SET EXERCISE:
Images are excluded; otherwise, output every record exactly.
Start of RAW RECORDS
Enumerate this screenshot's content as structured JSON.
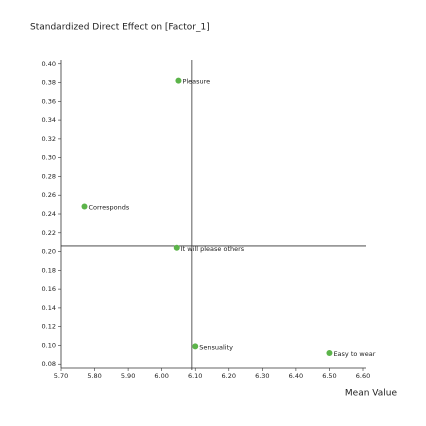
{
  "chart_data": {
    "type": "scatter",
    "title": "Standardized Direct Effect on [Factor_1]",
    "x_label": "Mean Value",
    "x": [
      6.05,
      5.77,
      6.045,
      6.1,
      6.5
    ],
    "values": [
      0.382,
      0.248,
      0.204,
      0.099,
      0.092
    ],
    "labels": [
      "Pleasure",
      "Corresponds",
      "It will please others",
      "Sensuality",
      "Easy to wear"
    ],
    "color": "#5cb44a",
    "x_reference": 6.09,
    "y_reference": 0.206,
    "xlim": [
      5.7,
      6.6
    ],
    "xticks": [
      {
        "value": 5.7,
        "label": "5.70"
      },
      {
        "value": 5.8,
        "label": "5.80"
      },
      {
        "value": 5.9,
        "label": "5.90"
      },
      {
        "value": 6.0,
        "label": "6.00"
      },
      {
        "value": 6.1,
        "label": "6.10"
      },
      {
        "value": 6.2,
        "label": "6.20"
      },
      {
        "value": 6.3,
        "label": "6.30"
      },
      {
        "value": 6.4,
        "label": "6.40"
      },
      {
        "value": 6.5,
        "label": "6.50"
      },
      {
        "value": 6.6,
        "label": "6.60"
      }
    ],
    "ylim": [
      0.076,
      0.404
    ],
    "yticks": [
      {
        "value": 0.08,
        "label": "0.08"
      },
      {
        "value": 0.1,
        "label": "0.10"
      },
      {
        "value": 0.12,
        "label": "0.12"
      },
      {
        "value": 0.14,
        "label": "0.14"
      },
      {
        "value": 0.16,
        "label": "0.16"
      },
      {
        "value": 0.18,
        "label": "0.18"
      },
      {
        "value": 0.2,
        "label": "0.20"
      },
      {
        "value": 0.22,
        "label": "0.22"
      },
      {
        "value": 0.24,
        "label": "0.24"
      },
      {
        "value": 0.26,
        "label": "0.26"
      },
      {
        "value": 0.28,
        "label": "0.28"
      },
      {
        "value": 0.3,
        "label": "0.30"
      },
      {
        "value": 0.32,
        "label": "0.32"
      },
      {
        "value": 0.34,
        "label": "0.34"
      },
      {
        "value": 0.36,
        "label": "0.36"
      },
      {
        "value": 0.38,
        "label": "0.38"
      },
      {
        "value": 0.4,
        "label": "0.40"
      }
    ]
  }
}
End of RAW RECORDS
SOLUTION BELOW:
Enumerate this screenshot's content as structured JSON.
{
  "chart_data": {
    "type": "scatter",
    "title": "Standardized Direct Effect on [Factor_1]",
    "x_label": "Mean Value",
    "x": [
      6.05,
      5.77,
      6.045,
      6.1,
      6.5
    ],
    "values": [
      0.382,
      0.248,
      0.204,
      0.099,
      0.092
    ],
    "labels": [
      "Pleasure",
      "Corresponds",
      "It will please others",
      "Sensuality",
      "Easy to wear"
    ],
    "color": "#5cb44a",
    "x_reference": 6.09,
    "y_reference": 0.206,
    "xlim": [
      5.7,
      6.6
    ],
    "xticks": [
      {
        "value": 5.7,
        "label": "5.70"
      },
      {
        "value": 5.8,
        "label": "5.80"
      },
      {
        "value": 5.9,
        "label": "5.90"
      },
      {
        "value": 6.0,
        "label": "6.00"
      },
      {
        "value": 6.1,
        "label": "6.10"
      },
      {
        "value": 6.2,
        "label": "6.20"
      },
      {
        "value": 6.3,
        "label": "6.30"
      },
      {
        "value": 6.4,
        "label": "6.40"
      },
      {
        "value": 6.5,
        "label": "6.50"
      },
      {
        "value": 6.6,
        "label": "6.60"
      }
    ],
    "ylim": [
      0.076,
      0.404
    ],
    "yticks": [
      {
        "value": 0.08,
        "label": "0.08"
      },
      {
        "value": 0.1,
        "label": "0.10"
      },
      {
        "value": 0.12,
        "label": "0.12"
      },
      {
        "value": 0.14,
        "label": "0.14"
      },
      {
        "value": 0.16,
        "label": "0.16"
      },
      {
        "value": 0.18,
        "label": "0.18"
      },
      {
        "value": 0.2,
        "label": "0.20"
      },
      {
        "value": 0.22,
        "label": "0.22"
      },
      {
        "value": 0.24,
        "label": "0.24"
      },
      {
        "value": 0.26,
        "label": "0.26"
      },
      {
        "value": 0.28,
        "label": "0.28"
      },
      {
        "value": 0.3,
        "label": "0.30"
      },
      {
        "value": 0.32,
        "label": "0.32"
      },
      {
        "value": 0.34,
        "label": "0.34"
      },
      {
        "value": 0.36,
        "label": "0.36"
      },
      {
        "value": 0.38,
        "label": "0.38"
      },
      {
        "value": 0.4,
        "label": "0.40"
      }
    ]
  }
}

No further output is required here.